(Aim): Go through the listing and set it down exactly, leaving out its pictures.

[Dataset items]
-*-

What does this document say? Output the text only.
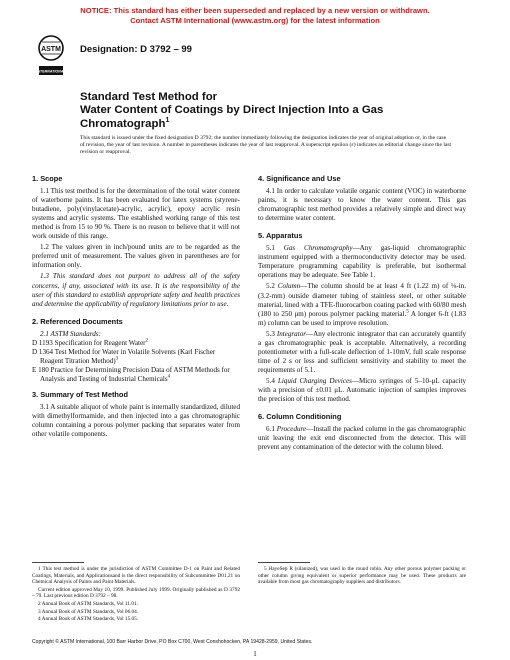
NOTICE: This standard has either been superseded and replaced by a new version or withdrawn.
Contact ASTM International (www.astm.org) for the latest information
ASTM
INTERNATIONAL
Designation: D 3792 – 99
Standard Test Method for
Water Content of Coatings by Direct Injection Into a Gas
Chromatograph$^1$
This standard is issued under the fixed designation D 3792; the number immediately following the designation indicates the year of original adoption or, in the case of revision, the year of last revision. A number in parentheses indicates the year of last reapproval. A superscript epsilon (ε) indicates an editorial change since the last revision or reapproval.
1. Scope

1.1 This test method is for the determination of the total water content of waterborne paints. It has been evaluated for latex systems (styrene-butadiene, poly(vinylacetate)-acrylic, acrylic), epoxy acrylic resin systems and acrylic systems. The established working range of this test method is from 15 to 90 %. There is no reason to believe that it will not work outside of this range.

1.2 The values given in inch/pound units are to be regarded as the preferred unit of measurement. The values given in parentheses are for information only.

1.3 This standard does not purport to address all of the safety concerns, if any, associated with its use. It is the responsibility of the user of this standard to establish appropriate safety and health practices and determine the applicability of regulatory limitations prior to use.

2. Referenced Documents

2.1 ASTM Standards:

D 1193 Specification for Reagent Water$^2$

D 1364 Test Method for Water in Volatile Solvents (Karl Fischer Reagent Titration Method)$^3$

E 180 Practice for Determining Precision Data of ASTM Methods for Analysis and Testing of Industrial Chemicals$^4$

3. Summary of Test Method

3.1 A suitable aliquot of whole paint is internally standardized, diluted with dimethylformamide, and then injected into a gas chromatographic column containing a porous polymer packing that separates water from other volatile components.

1 This test method is under the jurisdiction of ASTM Committee D-1 on Paint and Related Coatings, Materials, and Applicationsand is the direct responsibility of Subcommittee D01.21 on Chemical Analysis of Paints and Paint Materials.

Current edition approved May 10, 1999. Published July 1999. Originally published as D 3792 – 79. Last previous edition D 3792 – 98.

2 Annual Book of ASTM Standards, Vol 11.01.

3 Annual Book of ASTM Standards, Vol 06.04.

4 Annual Book of ASTM Standards, Vol 15.05.

4. Significance and Use

4.1 In order to calculate volatile organic content (VOC) in waterborne paints, it is necessary to know the water content. This gas chromatographic test method provides a relatively simple and direct way to determine water content.

5. Apparatus

5.1 Gas Chromatography—Any gas-liquid chromatographic instrument equipped with a thermoconductivity detector may be used. Temperature programming capability is preferable, but isothermal operations may be adequate. See Table 1.

5.2 Column—The column should be at least 4 ft (1.22 m) of ⅛-in. (3.2-mm) outside diameter tubing of stainless steel, or other suitable material, lined with a TFE-fluorocarbon coating packed with 60/80 mesh (180 to 250 μm) porous polymer packing material.$^5$ A longer 6-ft (1.83 m) column can be used to improve resolution.

5.3 Integrator—Any electronic integrator that can accurately quantify a gas chromatographic peak is acceptable. Alternatively, a recording potentiometer with a full-scale deflection of 1-10mV, full scale response time of 2 s or less and sufficient sensitivity and stability to meet the requirements of 5.1.

5.4 Liquid Charging Devices—Micro syringes of 5–10-μL capacity with a precision of ±0.01 μL. Automatic injection of samples improves the precision of this test method.

6. Column Conditioning

6.1 Procedure—Install the packed column in the gas chromatographic unit leaving the exit end disconnected from the detector. This will prevent any contamination of the detector with the column bleed.

5 HayeSep R (silanized), was used in the round robin. Any other porous polymer packing or other column giving equivalent or superior performance may be used. These products are available from most gas chromatography suppliers and distributors.

Copyright © ASTM International, 100 Barr Harbor Drive, PO Box C700, West Conshohocken, PA 19428-2959, United States.
1
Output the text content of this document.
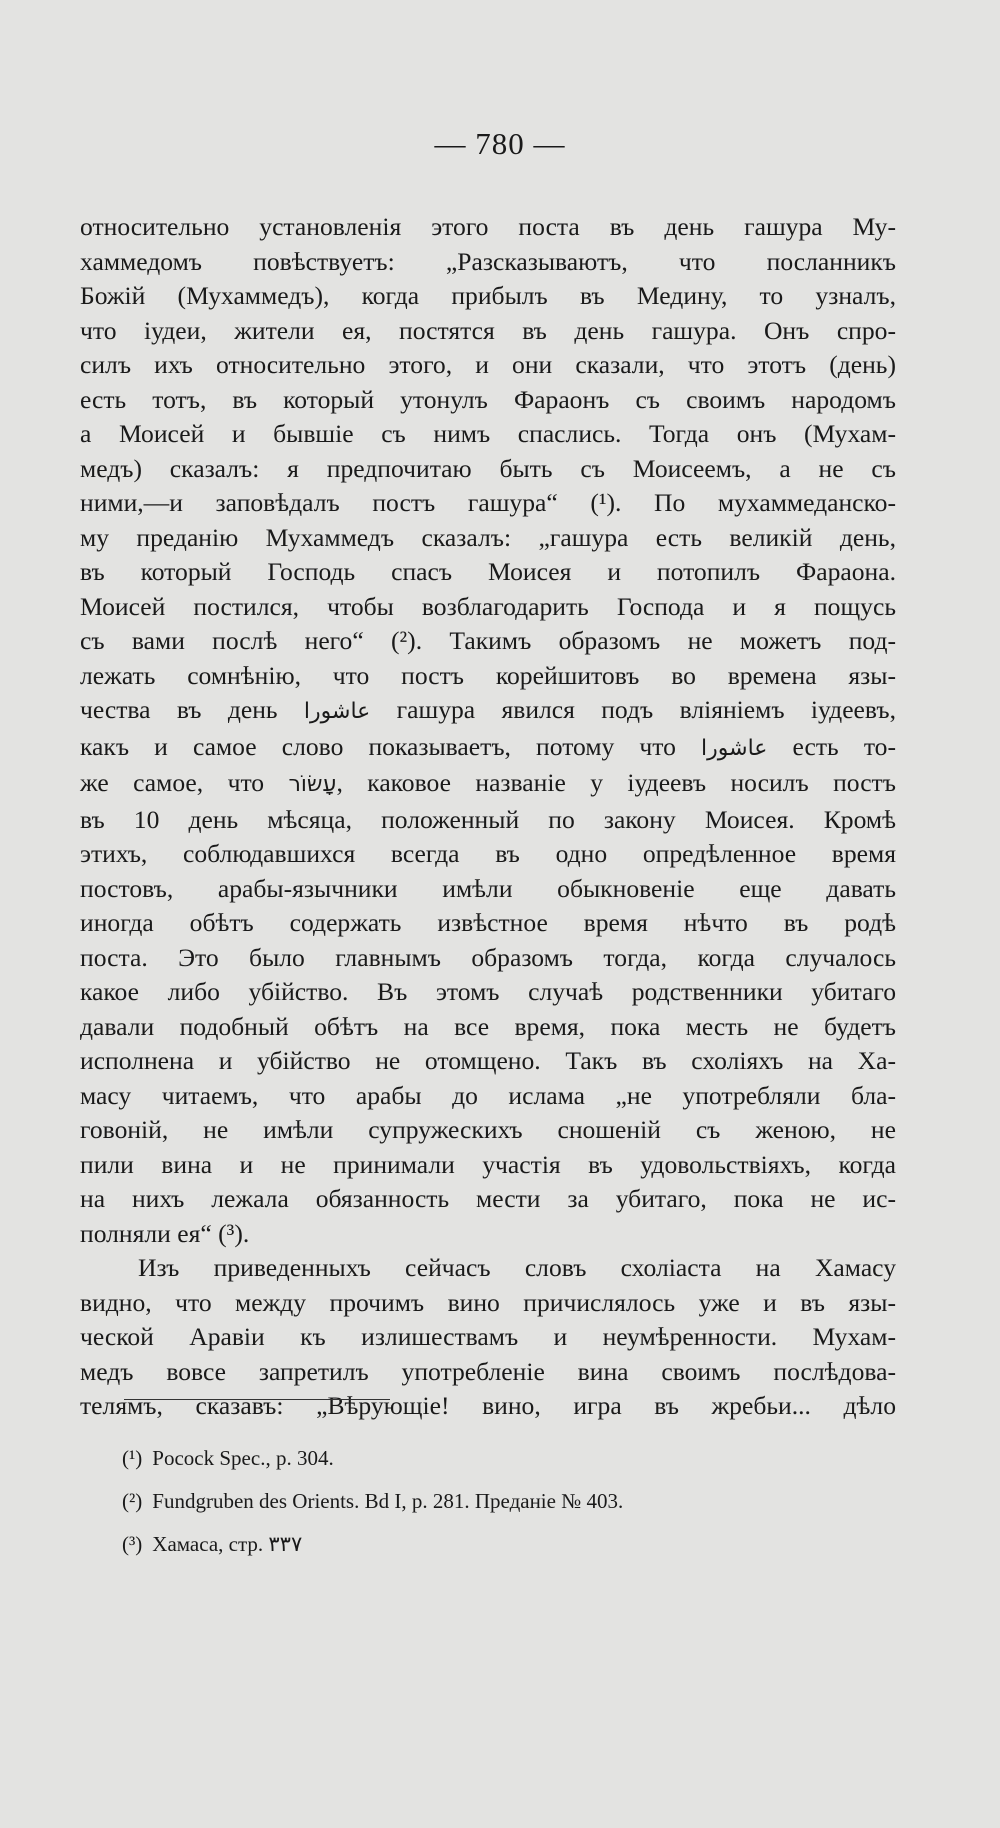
— 780 —

относительно установленія этого поста въ день гашура Му-
хаммедомъ повѣствуетъ: „Разсказываютъ, что посланникъ
Божій (Мухаммедъ), когда прибылъ въ Медину, то узналъ,
что іудеи, жители ея, постятся въ день гашура. Онъ спро-
силъ ихъ относительно этого, и они сказали, что этотъ (день)
есть тотъ, въ который утонулъ Фараонъ съ своимъ народомъ
а Моисей и бывшіе съ нимъ спаслись. Тогда онъ (Мухам-
медъ) сказалъ: я предпочитаю быть съ Моисеемъ, а не съ
ними,—и заповѣдалъ постъ гашура“ (¹). По мухаммеданско-
му преданію Мухаммедъ сказалъ: „гашура есть великій день,
въ который Господь спасъ Моисея и потопилъ Фараона.
Моисей постился, чтобы возблагодарить Господа и я пощусь
съ вами послѣ него“ (²). Такимъ образомъ не можетъ под-
лежать сомнѣнію, что постъ корейшитовъ во времена язы-
чества въ день عاشورا гашура явился подъ вліяніемъ іудеевъ,
какъ и самое слово показываетъ, потому что عاشورا есть то-
же самое, что עָשׂוֹר, каковое названіе у іудеевъ носилъ постъ
въ 10 день мѣсяца, положенный по закону Моисея. Кромѣ
этихъ, соблюдавшихся всегда въ одно опредѣленное время
постовъ, арабы-язычники имѣли обыкновеніе еще давать
иногда обѣтъ содержать извѣстное время нѣчто въ родѣ
поста. Это было главнымъ образомъ тогда, когда случалось
какое либо убійство. Въ этомъ случаѣ родственники убитаго
давали подобный обѣтъ на все время, пока месть не будетъ
исполнена и убійство не отомщено. Такъ въ схоліяхъ на Ха-
масу читаемъ, что арабы до ислама „не употребляли бла-
говоній, не имѣли супружескихъ сношеній съ женою, не
пили вина и не принимали участія въ удовольствіяхъ, когда
на нихъ лежала обязанность мести за убитаго, пока не ис-
полняли ея“ (³).

Изъ приведенныхъ сейчасъ словъ схоліаста на Хамасу
видно, что между прочимъ вино причислялось уже и въ язы-
ческой Аравіи къ излишествамъ и неумѣренности. Мухам-
медъ вовсе запретилъ употребленіе вина своимъ послѣдова-
телямъ, сказавъ: „Вѣрующіе! вино, игра въ жребьи... дѣло

(¹) Pocock Spec., p. 304.
(²) Fundgruben des Orients. Bd I, p. 281. Преданіе № 403.
(³) Хамаса, стр. ٣٣٧
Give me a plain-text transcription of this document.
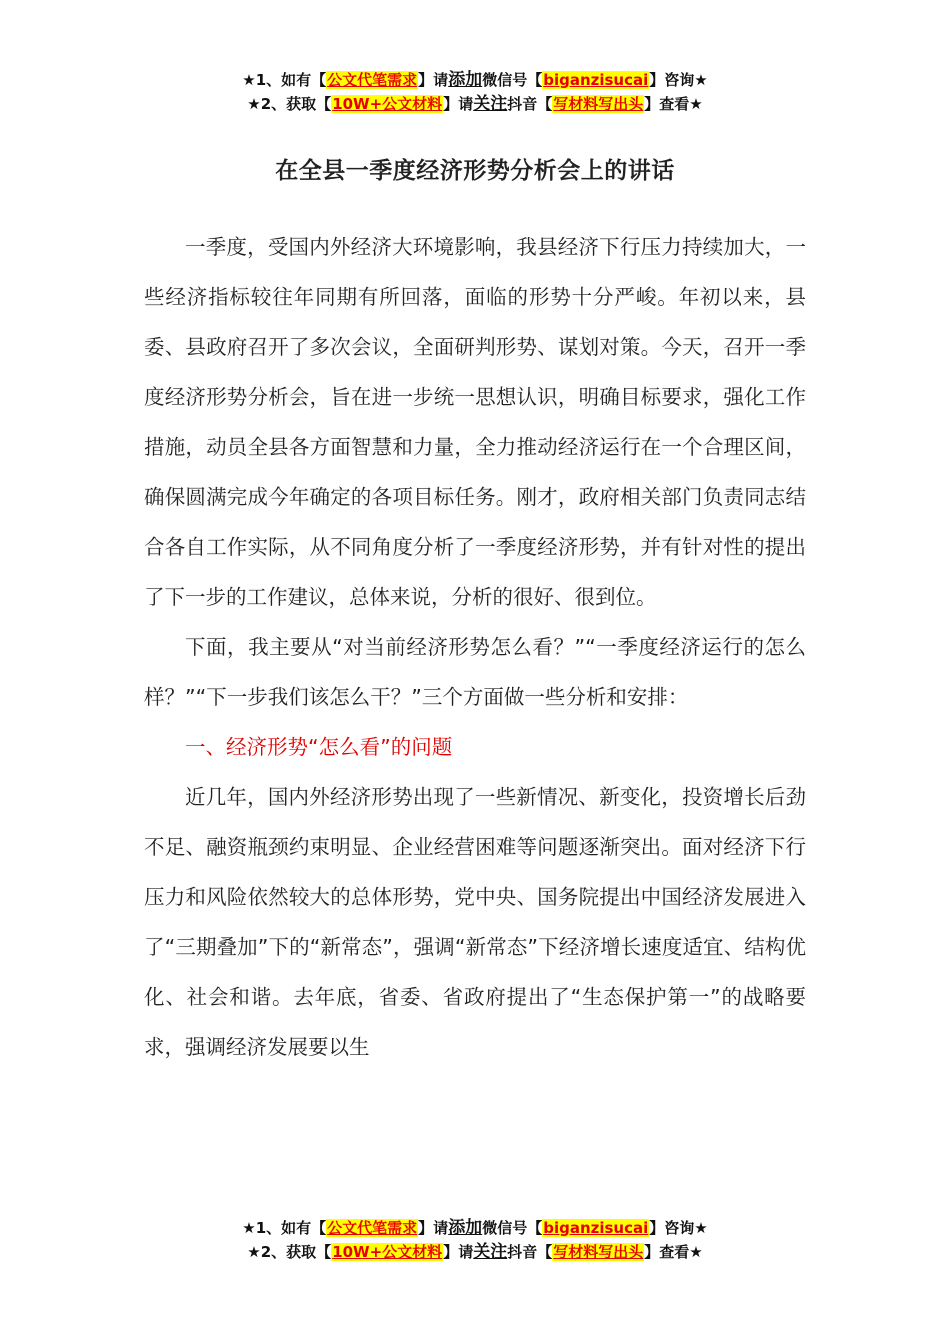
★1、如有【公文代笔需求】请添加微信号【biganzisucai】咨询★
★2、获取【10W+公文材料】请关注抖音【写材料写出头】查看★
在全县一季度经济形势分析会上的讲话

一季度，受国内外经济大环境影响，我县经济下行压力持续加大，一些经济指标较往年同期有所回落，面临的形势十分严峻。年初以来，县委、县政府召开了多次会议，全面研判形势、谋划对策。今天，召开一季度经济形势分析会，旨在进一步统一思想认识，明确目标要求，强化工作措施，动员全县各方面智慧和力量，全力推动经济运行在一个合理区间，确保圆满完成今年确定的各项目标任务。刚才，政府相关部门负责同志结合各自工作实际，从不同角度分析了一季度经济形势，并有针对性的提出了下一步的工作建议，总体来说，分析的很好、很到位。

下面，我主要从“对当前经济形势怎么看？”“一季度经济运行的怎么样？”“下一步我们该怎么干？”三个方面做一些分析和安排：

一、经济形势“怎么看”的问题

近几年，国内外经济形势出现了一些新情况、新变化，投资增长后劲不足、融资瓶颈约束明显、企业经营困难等问题逐渐突出。面对经济下行压力和风险依然较大的总体形势，党中央、国务院提出中国经济发展进入了“三期叠加”下的“新常态”，强调“新常态”下经济增长速度适宜、结构优化、社会和谐。去年底，省委、省政府提出了“生态保护第一”的战略要求，强调经济发展要以生

★1、如有【公文代笔需求】请添加微信号【biganzisucai】咨询★
★2、获取【10W+公文材料】请关注抖音【写材料写出头】查看★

-*-

(Completed exercise):
What does this document say? Output the text only.
NOTICE: This standard has either been superseded and replaced by a new version or withdrawn.
Contact ASTM International (www.astm.org) for the latest information
ASTM
INTERNATIONAL
Designation: D 3792 – 99
Standard Test Method for
Water Content of Coatings by Direct Injection Into a Gas
Chromatograph$^1$
This standard is issued under the fixed designation D 3792; the number immediately following the designation indicates the year of original adoption or, in the case of revision, the year of last revision. A number in parentheses indicates the year of last reapproval. A superscript epsilon (ε) indicates an editorial change since the last revision or reapproval.
1. Scope

1.1 This test method is for the determination of the total water content of waterborne paints. It has been evaluated for latex systems (styrene-butadiene, poly(vinylacetate)-acrylic, acrylic), epoxy acrylic resin systems and acrylic systems. The established working range of this test method is from 15 to 90 %. There is no reason to believe that it will not work outside of this range.

1.2 The values given in inch/pound units are to be regarded as the preferred unit of measurement. The values given in parentheses are for information only.

1.3 This standard does not purport to address all of the safety concerns, if any, associated with its use. It is the responsibility of the user of this standard to establish appropriate safety and health practices and determine the applicability of regulatory limitations prior to use.

2. Referenced Documents

2.1 ASTM Standards:

D 1193 Specification for Reagent Water$^2$

D 1364 Test Method for Water in Volatile Solvents (Karl Fischer Reagent Titration Method)$^3$

E 180 Practice for Determining Precision Data of ASTM Methods for Analysis and Testing of Industrial Chemicals$^4$

3. Summary of Test Method

3.1 A suitable aliquot of whole paint is internally standardized, diluted with dimethylformamide, and then injected into a gas chromatographic column containing a porous polymer packing that separates water from other volatile components.

1 This test method is under the jurisdiction of ASTM Committee D-1 on Paint and Related Coatings, Materials, and Applicationsand is the direct responsibility of Subcommittee D01.21 on Chemical Analysis of Paints and Paint Materials.

Current edition approved May 10, 1999. Published July 1999. Originally published as D 3792 – 79. Last previous edition D 3792 – 98.

2 Annual Book of ASTM Standards, Vol 11.01.

3 Annual Book of ASTM Standards, Vol 06.04.

4 Annual Book of ASTM Standards, Vol 15.05.

4. Significance and Use

4.1 In order to calculate volatile organic content (VOC) in waterborne paints, it is necessary to know the water content. This gas chromatographic test method provides a relatively simple and direct way to determine water content.

5. Apparatus

5.1 Gas Chromatography—Any gas-liquid chromatographic instrument equipped with a thermoconductivity detector may be used. Temperature programming capability is preferable, but isothermal operations may be adequate. See Table 1.

5.2 Column—The column should be at least 4 ft (1.22 m) of ⅛-in. (3.2-mm) outside diameter tubing of stainless steel, or other suitable material, lined with a TFE-fluorocarbon coating packed with 60/80 mesh (180 to 250 μm) porous polymer packing material.$^5$ A longer 6-ft (1.83 m) column can be used to improve resolution.

5.3 Integrator—Any electronic integrator that can accurately quantify a gas chromatographic peak is acceptable. Alternatively, a recording potentiometer with a full-scale deflection of 1-10mV, full scale response time of 2 s or less and sufficient sensitivity and stability to meet the requirements of 5.1.

5.4 Liquid Charging Devices—Micro syringes of 5–10-μL capacity with a precision of ±0.01 μL. Automatic injection of samples improves the precision of this test method.

6. Column Conditioning

6.1 Procedure—Install the packed column in the gas chromatographic unit leaving the exit end disconnected from the detector. This will prevent any contamination of the detector with the column bleed.

5 HayeSep R (silanized), was used in the round robin. Any other porous polymer packing or other column giving equivalent or superior performance may be used. These products are available from most gas chromatography suppliers and distributors.

Copyright © ASTM International, 100 Barr Harbor Drive, PO Box C700, West Conshohocken, PA 19428-2959, United States.
1
Output the text content of this document.
— 780 —

относительно установленія этого поста въ день гашура Му-
хаммедомъ повѣствуетъ: „Разсказываютъ, что посланникъ
Божій (Мухаммедъ), когда прибылъ въ Медину, то узналъ,
что іудеи, жители ея, постятся въ день гашура. Онъ спро-
силъ ихъ относительно этого, и они сказали, что этотъ (день)
есть тотъ, въ который утонулъ Фараонъ съ своимъ народомъ
а Моисей и бывшіе съ нимъ спаслись. Тогда онъ (Мухам-
медъ) сказалъ: я предпочитаю быть съ Моисеемъ, а не съ
ними,—и заповѣдалъ постъ гашура“ (¹). По мухаммеданско-
му преданію Мухаммедъ сказалъ: „гашура есть великій день,
въ который Господь спасъ Моисея и потопилъ Фараона.
Моисей постился, чтобы возблагодарить Господа и я пощусь
съ вами послѣ него“ (²). Такимъ образомъ не можетъ под-
лежать сомнѣнію, что постъ корейшитовъ во времена язы-
чества въ день عاشورا гашура явился подъ вліяніемъ іудеевъ,
какъ и самое слово показываетъ, потому что عاشورا есть то-
же самое, что עָשׂוֹר, каковое названіе у іудеевъ носилъ постъ
въ 10 день мѣсяца, положенный по закону Моисея. Кромѣ
этихъ, соблюдавшихся всегда въ одно опредѣленное время
постовъ, арабы-язычники имѣли обыкновеніе еще давать
иногда обѣтъ содержать извѣстное время нѣчто въ родѣ
поста. Это было главнымъ образомъ тогда, когда случалось
какое либо убійство. Въ этомъ случаѣ родственники убитаго
давали подобный обѣтъ на все время, пока месть не будетъ
исполнена и убійство не отомщено. Такъ въ схоліяхъ на Ха-
масу читаемъ, что арабы до ислама „не употребляли бла-
говоній, не имѣли супружескихъ сношеній съ женою, не
пили вина и не принимали участія въ удовольствіяхъ, когда
на нихъ лежала обязанность мести за убитаго, пока не ис-
полняли ея“ (³).

Изъ приведенныхъ сейчасъ словъ схоліаста на Хамасу
видно, что между прочимъ вино причислялось уже и въ язы-
ческой Аравіи къ излишествамъ и неумѣренности. Мухам-
медъ вовсе запретилъ употребленіе вина своимъ послѣдова-
телямъ, сказавъ: „Вѣрующіе! вино, игра въ жребьи... дѣло

(¹) Pocock Spec., p. 304.
(²) Fundgruben des Orients. Bd I, p. 281. Преданіе № 403.
(³) Хамаса, стр. ٣٣٧
Give me a plain-text transcription of this document.
★1、如有【公文代笔需求】请添加微信号【biganzisucai】咨询★
★2、获取【10W+公文材料】请关注抖音【写材料写出头】查看★
在全县一季度经济形势分析会上的讲话

一季度，受国内外经济大环境影响，我县经济下行压力持续加大，一些经济指标较往年同期有所回落，面临的形势十分严峻。年初以来，县委、县政府召开了多次会议，全面研判形势、谋划对策。今天，召开一季度经济形势分析会，旨在进一步统一思想认识，明确目标要求，强化工作措施，动员全县各方面智慧和力量，全力推动经济运行在一个合理区间，确保圆满完成今年确定的各项目标任务。刚才，政府相关部门负责同志结合各自工作实际，从不同角度分析了一季度经济形势，并有针对性的提出了下一步的工作建议，总体来说，分析的很好、很到位。

下面，我主要从“对当前经济形势怎么看？”“一季度经济运行的怎么样？”“下一步我们该怎么干？”三个方面做一些分析和安排：

一、经济形势“怎么看”的问题

近几年，国内外经济形势出现了一些新情况、新变化，投资增长后劲不足、融资瓶颈约束明显、企业经营困难等问题逐渐突出。面对经济下行压力和风险依然较大的总体形势，党中央、国务院提出中国经济发展进入了“三期叠加”下的“新常态”，强调“新常态”下经济增长速度适宜、结构优化、社会和谐。去年底，省委、省政府提出了“生态保护第一”的战略要求，强调经济发展要以生

★1、如有【公文代笔需求】请添加微信号【biganzisucai】咨询★
★2、获取【10W+公文材料】请关注抖音【写材料写出头】查看★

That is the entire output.